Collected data
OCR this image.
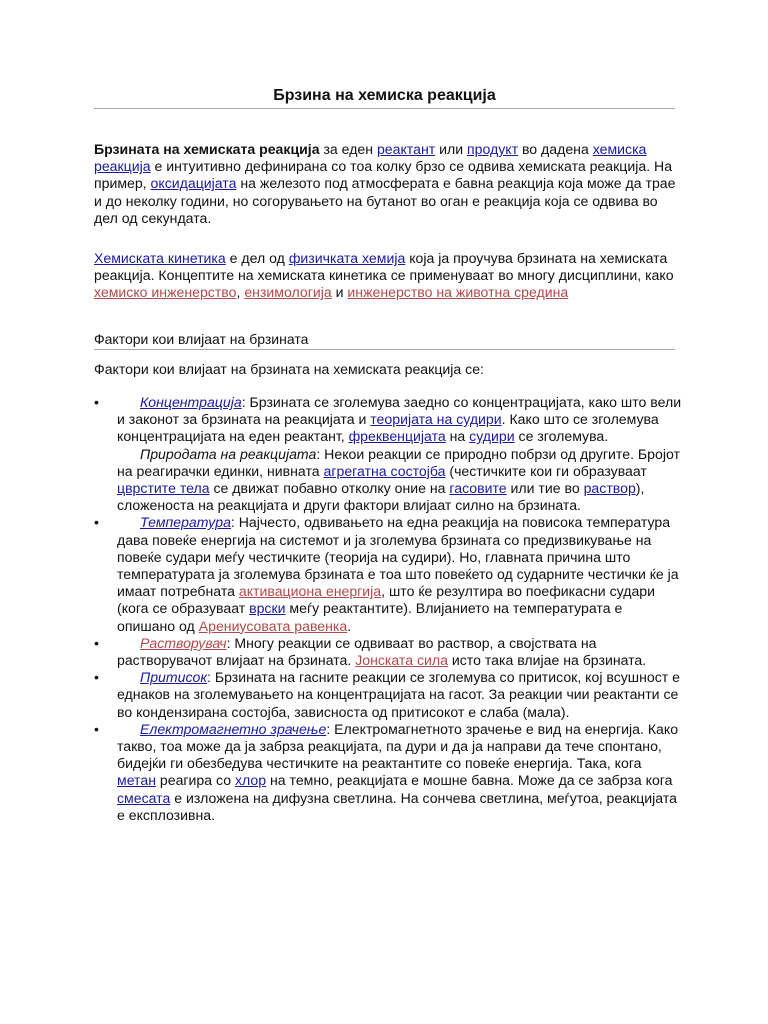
Брзина на хемиска реакција

Брзината на хемиската реакција за еден реактант или продукт во дадена хемиска реакција е интуитивно дефинирана со тоа колку брзо се одвива хемиската реакција. На пример, оксидацијата на железото под атмосферата е бавна реакција која може да трае и до неколку години, но согорувањето на бутанот во оган е реакција која се одвива во дел од секундата.

Хемиската кинетика е дел од физичката хемија која ја проучува брзината на хемиската реакција. Концептите на хемиската кинетика се применуваат во многу дисциплини, како хемиско инженерство, ензимологија и инженерство на животна средина

Фактори кои влијаат на брзината

Фактори кои влијаат на брзината на хемиската реакција се:

•	Концентрација: Брзината се зголемува заедно со концентрацијата, како што вели и законот за брзината на реакцијата и теоријата на судири. Како што се зголемува концентрацијата на еден реактант, фреквенцијата на судири се зголемува.
Природата на реакцијата: Некои реакции се природно побрзи од другите. Бројот на реагирачки единки, нивната агрегатна состојба (честичките кои ги образуваат цврстите тела се движат побавно отколку оние на гасовите или тие во раствор), сложеноста на реакцијата и други фактори влијаат силно на брзината.
•	Температура: Најчесто, одвивањето на една реакција на повисока температура дава повеќе енергија на системот и ја зголемува брзината со предизвикување на повеќе судари меѓу честичките (теорија на судири). Но, главната причина што температурата ја зголемува брзината е тоа што повеќето од сударните честички ќе ја имаат потребната активациона енергија, што ќе резултира во поефикасни судари (кога се образуваат врски меѓу реактантите). Влијанието на температурата е опишано од Арениусовата равенка.
•	Растворувач: Многу реакции се одвиваат во раствор, а својствата на растворувачот влијаат на брзината. Јонската сила исто така влијае на брзината.
•	Притисок: Брзината на гасните реакции се зголемува со притисок, кој всушност е еднаков на зголемувањето на концентрацијата на гасот. За реакции чии реактанти се во кондензирана состојба, зависноста од притисокот е слаба (мала).
•	Електромагнетно зрачење: Електромагнетното зрачење е вид на енергија. Како такво, тоа може да ја забрза реакцијата, па дури и да ја направи да тече спонтано, бидејќи ги обезбедува честичките на реактантите со повеќе енергија. Така, кога метан реагира со хлор на темно, реакцијата е мошне бавна. Може да се забрза кога смесата е изложена на дифузна светлина. На сончева светлина, меѓутоа, реакцијата е експлозивна.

Your task. Repeat each entry above word for word, leaving every picture out.

Exercise result.
OCR this image.
Брзина на хемиска реакција

Брзината на хемиската реакција за еден реактант или продукт во дадена хемиска реакција е интуитивно дефинирана со тоа колку брзо се одвива хемиската реакција. На пример, оксидацијата на железото под атмосферата е бавна реакција која може да трае и до неколку години, но согорувањето на бутанот во оган е реакција која се одвива во дел од секундата.

Хемиската кинетика е дел од физичката хемија која ја проучува брзината на хемиската реакција. Концептите на хемиската кинетика се применуваат во многу дисциплини, како хемиско инженерство, ензимологија и инженерство на животна средина

Фактори кои влијаат на брзината

Фактори кои влијаат на брзината на хемиската реакција се:

•	Концентрација: Брзината се зголемува заедно со концентрацијата, како што вели и законот за брзината на реакцијата и теоријата на судири. Како што се зголемува концентрацијата на еден реактант, фреквенцијата на судири се зголемува.
Природата на реакцијата: Некои реакции се природно побрзи од другите. Бројот на реагирачки единки, нивната агрегатна состојба (честичките кои ги образуваат цврстите тела се движат побавно отколку оние на гасовите или тие во раствор), сложеноста на реакцијата и други фактори влијаат силно на брзината.
•	Температура: Најчесто, одвивањето на една реакција на повисока температура дава повеќе енергија на системот и ја зголемува брзината со предизвикување на повеќе судари меѓу честичките (теорија на судири). Но, главната причина што температурата ја зголемува брзината е тоа што повеќето од сударните честички ќе ја имаат потребната активациона енергија, што ќе резултира во поефикасни судари (кога се образуваат врски меѓу реактантите). Влијанието на температурата е опишано од Арениусовата равенка.
•	Растворувач: Многу реакции се одвиваат во раствор, а својствата на растворувачот влијаат на брзината. Јонската сила исто така влијае на брзината.
•	Притисок: Брзината на гасните реакции се зголемува со притисок, кој всушност е еднаков на зголемувањето на концентрацијата на гасот. За реакции чии реактанти се во кондензирана состојба, зависноста од притисокот е слаба (мала).
•	Електромагнетно зрачење: Електромагнетното зрачење е вид на енергија. Како такво, тоа може да ја забрза реакцијата, па дури и да ја направи да тече спонтано, бидејќи ги обезбедува честичките на реактантите со повеќе енергија. Така, кога метан реагира со хлор на темно, реакцијата е мошне бавна. Може да се забрза кога смесата е изложена на дифузна светлина. На сончева светлина, меѓутоа, реакцијата е експлозивна.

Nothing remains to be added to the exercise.